Nicholson v. CPC Intern. Inc., supra, 877 F.2d 221, agreed with Swenson, and held that an age discrimination claim based on the ADEA was not subject to compulsory arbitration by the Act.

[3] Although lower federal court opinions on federal questions are not binding on state courts, they are entitled to great weight. (See Rohr Aircraft Corp. v. County of San Diego (1959) 51 Cal. 2d 759, 764 [336 P.2d 521]; 9 Witkin, Cal. Procedure (3d ed. 1985) Appeal, § 780.) Here, appellant is not seeking relief under ADEA or any other federal statute. His claims are solely under California law.fn. 2 Since Southland and Perry, California courts have consistently held that enforcement of the instant or substantially similar arbitration clauses is governed by federal law. For example, courts have held that employees cannot avoid the clause on the grounds of state unconscionability or adhesion because, insofar as the Act controls claims by firms engaged in interstate commerce, federal law controls. (See, e.g., Downs v. Prudential-Bache Securities, Inc. (1988) 202 Cal. App. 3d 616 [248 Cal. Rptr. 734]; Heily v. Superior Court (1988) 202 Cal. App. 3d 255 [248 Cal. Rptr. 673]; Thomas v. Perry (1988) 200 Cal. App. 3d 510 [246 Cal. Rptr. 156].) [4] Although the question of actual formation of the contract is governed by state law, once it is established that the parties agreed to arbitrate, "the [arbitration] clause plainly covers disputes arising out of termination of employment." (Chan v. Drexel Burnham Lambert, Inc. [219 Cal. App. 3d 51] (1986) 178 Cal. App. 3d 632, 639-640 [223 Cal. Rptr. 838].) In light of the foregoing, we conclude appellant has not established an exception to the arbitration agreement.

= = = = = = =

**Action item:** Reproduce the passage of the court opinion excerpt from "Nicholson v. CPC" up to and including "by the Act.", swapping "compulsory arbitration" for "mandatory arbitration".

**Dataset entries:**
= = = = = = =

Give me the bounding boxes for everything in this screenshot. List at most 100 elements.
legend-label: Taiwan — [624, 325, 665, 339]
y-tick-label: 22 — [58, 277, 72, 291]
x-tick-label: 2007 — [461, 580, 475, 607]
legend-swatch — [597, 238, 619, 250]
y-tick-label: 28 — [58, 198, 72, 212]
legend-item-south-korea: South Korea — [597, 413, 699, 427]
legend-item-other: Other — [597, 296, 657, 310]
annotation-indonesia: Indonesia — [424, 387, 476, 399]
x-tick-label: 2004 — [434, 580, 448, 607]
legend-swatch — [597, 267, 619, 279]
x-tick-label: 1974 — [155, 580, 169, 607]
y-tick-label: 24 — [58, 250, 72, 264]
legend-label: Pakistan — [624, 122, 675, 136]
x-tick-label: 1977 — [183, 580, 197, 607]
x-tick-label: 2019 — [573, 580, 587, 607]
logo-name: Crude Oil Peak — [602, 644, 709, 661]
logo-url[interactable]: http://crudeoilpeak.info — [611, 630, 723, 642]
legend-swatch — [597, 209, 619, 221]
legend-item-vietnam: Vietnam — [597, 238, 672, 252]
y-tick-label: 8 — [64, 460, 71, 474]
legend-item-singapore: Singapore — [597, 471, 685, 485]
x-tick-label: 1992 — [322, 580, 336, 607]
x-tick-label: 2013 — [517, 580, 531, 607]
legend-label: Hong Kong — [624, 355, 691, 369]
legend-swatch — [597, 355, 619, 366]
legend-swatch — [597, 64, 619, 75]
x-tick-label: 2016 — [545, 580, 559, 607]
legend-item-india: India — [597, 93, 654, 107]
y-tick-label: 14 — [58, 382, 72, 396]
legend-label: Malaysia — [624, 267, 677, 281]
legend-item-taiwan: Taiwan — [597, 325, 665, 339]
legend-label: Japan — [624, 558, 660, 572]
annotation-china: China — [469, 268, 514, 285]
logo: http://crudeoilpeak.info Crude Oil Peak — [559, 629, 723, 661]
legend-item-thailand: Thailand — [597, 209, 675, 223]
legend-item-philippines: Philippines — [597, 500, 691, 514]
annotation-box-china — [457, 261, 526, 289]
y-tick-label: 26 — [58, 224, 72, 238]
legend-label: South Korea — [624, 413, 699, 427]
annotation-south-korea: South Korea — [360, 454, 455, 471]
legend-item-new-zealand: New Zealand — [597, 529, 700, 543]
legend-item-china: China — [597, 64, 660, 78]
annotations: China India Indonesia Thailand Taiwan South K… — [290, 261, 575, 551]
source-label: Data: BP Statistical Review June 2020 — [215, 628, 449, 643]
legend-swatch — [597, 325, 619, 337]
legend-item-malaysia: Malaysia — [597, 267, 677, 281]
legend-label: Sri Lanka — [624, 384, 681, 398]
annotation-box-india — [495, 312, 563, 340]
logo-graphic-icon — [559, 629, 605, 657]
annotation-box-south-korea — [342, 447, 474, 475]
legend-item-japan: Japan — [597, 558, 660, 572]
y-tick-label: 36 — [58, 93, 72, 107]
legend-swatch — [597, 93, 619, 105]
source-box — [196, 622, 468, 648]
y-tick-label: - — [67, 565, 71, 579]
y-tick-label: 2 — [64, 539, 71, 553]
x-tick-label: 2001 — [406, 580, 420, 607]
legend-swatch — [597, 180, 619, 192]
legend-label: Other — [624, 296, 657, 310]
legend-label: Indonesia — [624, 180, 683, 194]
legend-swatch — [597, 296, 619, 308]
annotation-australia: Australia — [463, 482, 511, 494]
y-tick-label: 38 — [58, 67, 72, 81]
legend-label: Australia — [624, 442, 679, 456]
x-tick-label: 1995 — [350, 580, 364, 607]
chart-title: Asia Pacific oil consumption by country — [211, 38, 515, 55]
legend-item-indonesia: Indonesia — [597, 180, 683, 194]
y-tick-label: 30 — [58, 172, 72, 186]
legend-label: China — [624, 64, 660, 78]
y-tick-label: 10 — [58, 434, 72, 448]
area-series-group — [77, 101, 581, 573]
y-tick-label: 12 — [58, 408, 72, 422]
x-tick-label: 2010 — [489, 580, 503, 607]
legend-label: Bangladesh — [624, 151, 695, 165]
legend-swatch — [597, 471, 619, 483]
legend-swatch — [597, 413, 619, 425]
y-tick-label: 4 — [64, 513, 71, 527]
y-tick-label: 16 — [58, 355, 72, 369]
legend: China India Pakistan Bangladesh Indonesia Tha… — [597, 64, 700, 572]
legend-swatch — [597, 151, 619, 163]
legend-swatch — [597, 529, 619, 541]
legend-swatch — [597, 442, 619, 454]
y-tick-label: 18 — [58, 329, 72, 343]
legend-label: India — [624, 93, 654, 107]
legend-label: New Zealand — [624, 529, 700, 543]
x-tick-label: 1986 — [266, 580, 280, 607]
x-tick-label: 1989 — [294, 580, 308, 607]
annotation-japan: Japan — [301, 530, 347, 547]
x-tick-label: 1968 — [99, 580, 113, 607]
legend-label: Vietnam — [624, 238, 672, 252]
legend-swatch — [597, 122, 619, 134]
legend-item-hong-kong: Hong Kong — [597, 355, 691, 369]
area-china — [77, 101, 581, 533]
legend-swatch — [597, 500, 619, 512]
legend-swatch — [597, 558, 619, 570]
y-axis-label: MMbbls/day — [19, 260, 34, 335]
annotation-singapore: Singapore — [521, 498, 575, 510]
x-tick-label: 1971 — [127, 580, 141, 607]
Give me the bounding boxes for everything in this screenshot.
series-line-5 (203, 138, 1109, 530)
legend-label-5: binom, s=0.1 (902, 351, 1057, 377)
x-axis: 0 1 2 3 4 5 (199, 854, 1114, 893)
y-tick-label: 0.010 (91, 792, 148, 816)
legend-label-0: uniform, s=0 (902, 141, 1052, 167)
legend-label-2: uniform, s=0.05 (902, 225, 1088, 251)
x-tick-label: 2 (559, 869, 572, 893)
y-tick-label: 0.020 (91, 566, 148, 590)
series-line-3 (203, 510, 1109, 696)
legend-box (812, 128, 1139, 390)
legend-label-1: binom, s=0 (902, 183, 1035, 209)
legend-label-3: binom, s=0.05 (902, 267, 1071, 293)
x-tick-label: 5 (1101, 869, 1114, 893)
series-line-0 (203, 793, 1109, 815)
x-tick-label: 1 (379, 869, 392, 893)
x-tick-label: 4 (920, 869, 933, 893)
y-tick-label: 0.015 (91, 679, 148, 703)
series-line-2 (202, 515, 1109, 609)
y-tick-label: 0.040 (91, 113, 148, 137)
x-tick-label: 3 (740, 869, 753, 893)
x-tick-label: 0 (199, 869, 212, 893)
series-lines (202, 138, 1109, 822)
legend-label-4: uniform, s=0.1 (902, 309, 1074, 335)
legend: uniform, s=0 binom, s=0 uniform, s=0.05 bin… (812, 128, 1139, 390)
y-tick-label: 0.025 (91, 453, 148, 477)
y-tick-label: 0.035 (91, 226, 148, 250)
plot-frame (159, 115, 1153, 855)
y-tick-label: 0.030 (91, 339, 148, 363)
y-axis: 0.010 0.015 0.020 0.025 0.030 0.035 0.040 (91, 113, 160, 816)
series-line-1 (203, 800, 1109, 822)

= = = = = = =

**Finished task:**
Nicholson v. CPC Intern. Inc., supra, 877 F.2d 221, agreed with Swenson, and held that an age discrimination claim based on the ADEA was not subject to mandatory arbitration by the Act.